[Data tied to figure images]
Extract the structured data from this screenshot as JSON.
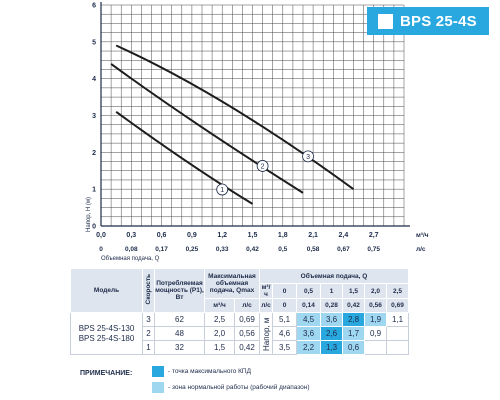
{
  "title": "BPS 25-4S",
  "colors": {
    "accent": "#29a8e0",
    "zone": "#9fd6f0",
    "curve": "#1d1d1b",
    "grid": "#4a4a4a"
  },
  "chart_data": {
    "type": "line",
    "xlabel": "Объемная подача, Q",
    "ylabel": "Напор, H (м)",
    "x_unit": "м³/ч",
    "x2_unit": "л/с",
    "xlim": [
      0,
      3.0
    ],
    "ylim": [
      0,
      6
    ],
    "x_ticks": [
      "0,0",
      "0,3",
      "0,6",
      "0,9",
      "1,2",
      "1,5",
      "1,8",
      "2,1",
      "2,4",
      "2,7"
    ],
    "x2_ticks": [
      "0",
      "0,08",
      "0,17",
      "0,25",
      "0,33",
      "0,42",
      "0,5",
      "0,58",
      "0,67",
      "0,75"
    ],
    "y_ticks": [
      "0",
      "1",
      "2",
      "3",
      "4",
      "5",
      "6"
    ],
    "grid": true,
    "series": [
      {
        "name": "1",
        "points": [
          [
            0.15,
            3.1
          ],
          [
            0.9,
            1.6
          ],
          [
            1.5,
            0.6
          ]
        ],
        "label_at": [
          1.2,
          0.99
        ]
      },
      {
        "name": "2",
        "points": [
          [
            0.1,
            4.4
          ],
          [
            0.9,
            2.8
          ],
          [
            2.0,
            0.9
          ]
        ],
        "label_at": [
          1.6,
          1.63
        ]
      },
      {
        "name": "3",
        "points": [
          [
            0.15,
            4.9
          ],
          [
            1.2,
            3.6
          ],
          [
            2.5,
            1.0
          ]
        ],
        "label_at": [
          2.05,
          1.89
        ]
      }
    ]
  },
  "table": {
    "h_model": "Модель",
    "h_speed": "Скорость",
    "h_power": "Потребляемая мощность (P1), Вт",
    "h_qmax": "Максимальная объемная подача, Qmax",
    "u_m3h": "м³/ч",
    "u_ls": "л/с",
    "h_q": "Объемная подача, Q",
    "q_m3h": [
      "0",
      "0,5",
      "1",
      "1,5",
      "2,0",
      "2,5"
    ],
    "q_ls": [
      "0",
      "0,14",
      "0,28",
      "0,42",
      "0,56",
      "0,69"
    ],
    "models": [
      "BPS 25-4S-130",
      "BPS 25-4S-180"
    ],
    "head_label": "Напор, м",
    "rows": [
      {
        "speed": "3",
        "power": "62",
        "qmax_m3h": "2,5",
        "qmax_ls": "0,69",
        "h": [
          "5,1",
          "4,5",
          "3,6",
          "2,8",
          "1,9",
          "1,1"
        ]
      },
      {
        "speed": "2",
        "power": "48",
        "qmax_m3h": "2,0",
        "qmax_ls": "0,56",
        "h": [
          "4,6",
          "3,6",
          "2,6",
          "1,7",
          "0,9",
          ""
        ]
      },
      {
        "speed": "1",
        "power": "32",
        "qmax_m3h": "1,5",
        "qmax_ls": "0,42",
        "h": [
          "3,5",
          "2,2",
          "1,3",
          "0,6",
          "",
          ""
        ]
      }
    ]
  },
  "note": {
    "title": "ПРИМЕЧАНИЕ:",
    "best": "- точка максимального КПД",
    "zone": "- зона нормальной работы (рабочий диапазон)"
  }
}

* INSTRUCTION: Leave the pictures out and print the records above exactly as they stand.

* WRITTEN ANSWER:
Extract the structured data from this screenshot as JSON.
{
  "title": "BPS 25-4S",
  "colors": {
    "accent": "#29a8e0",
    "zone": "#9fd6f0",
    "curve": "#1d1d1b",
    "grid": "#4a4a4a"
  },
  "chart_data": {
    "type": "line",
    "xlabel": "Объемная подача, Q",
    "ylabel": "Напор, H (м)",
    "x_unit": "м³/ч",
    "x2_unit": "л/с",
    "xlim": [
      0,
      3.0
    ],
    "ylim": [
      0,
      6
    ],
    "x_ticks": [
      "0,0",
      "0,3",
      "0,6",
      "0,9",
      "1,2",
      "1,5",
      "1,8",
      "2,1",
      "2,4",
      "2,7"
    ],
    "x2_ticks": [
      "0",
      "0,08",
      "0,17",
      "0,25",
      "0,33",
      "0,42",
      "0,5",
      "0,58",
      "0,67",
      "0,75"
    ],
    "y_ticks": [
      "0",
      "1",
      "2",
      "3",
      "4",
      "5",
      "6"
    ],
    "grid": true,
    "series": [
      {
        "name": "1",
        "points": [
          [
            0.15,
            3.1
          ],
          [
            0.9,
            1.6
          ],
          [
            1.5,
            0.6
          ]
        ],
        "label_at": [
          1.2,
          0.99
        ]
      },
      {
        "name": "2",
        "points": [
          [
            0.1,
            4.4
          ],
          [
            0.9,
            2.8
          ],
          [
            2.0,
            0.9
          ]
        ],
        "label_at": [
          1.6,
          1.63
        ]
      },
      {
        "name": "3",
        "points": [
          [
            0.15,
            4.9
          ],
          [
            1.2,
            3.6
          ],
          [
            2.5,
            1.0
          ]
        ],
        "label_at": [
          2.05,
          1.89
        ]
      }
    ]
  },
  "table": {
    "h_model": "Модель",
    "h_speed": "Скорость",
    "h_power": "Потребляемая мощность (P1), Вт",
    "h_qmax": "Максимальная объемная подача, Qmax",
    "u_m3h": "м³/ч",
    "u_ls": "л/с",
    "h_q": "Объемная подача, Q",
    "q_m3h": [
      "0",
      "0,5",
      "1",
      "1,5",
      "2,0",
      "2,5"
    ],
    "q_ls": [
      "0",
      "0,14",
      "0,28",
      "0,42",
      "0,56",
      "0,69"
    ],
    "models": [
      "BPS 25-4S-130",
      "BPS 25-4S-180"
    ],
    "head_label": "Напор, м",
    "rows": [
      {
        "speed": "3",
        "power": "62",
        "qmax_m3h": "2,5",
        "qmax_ls": "0,69",
        "h": [
          "5,1",
          "4,5",
          "3,6",
          "2,8",
          "1,9",
          "1,1"
        ]
      },
      {
        "speed": "2",
        "power": "48",
        "qmax_m3h": "2,0",
        "qmax_ls": "0,56",
        "h": [
          "4,6",
          "3,6",
          "2,6",
          "1,7",
          "0,9",
          ""
        ]
      },
      {
        "speed": "1",
        "power": "32",
        "qmax_m3h": "1,5",
        "qmax_ls": "0,42",
        "h": [
          "3,5",
          "2,2",
          "1,3",
          "0,6",
          "",
          ""
        ]
      }
    ]
  },
  "note": {
    "title": "ПРИМЕЧАНИЕ:",
    "best": "- точка максимального КПД",
    "zone": "- зона нормальной работы (рабочий диапазон)"
  }
}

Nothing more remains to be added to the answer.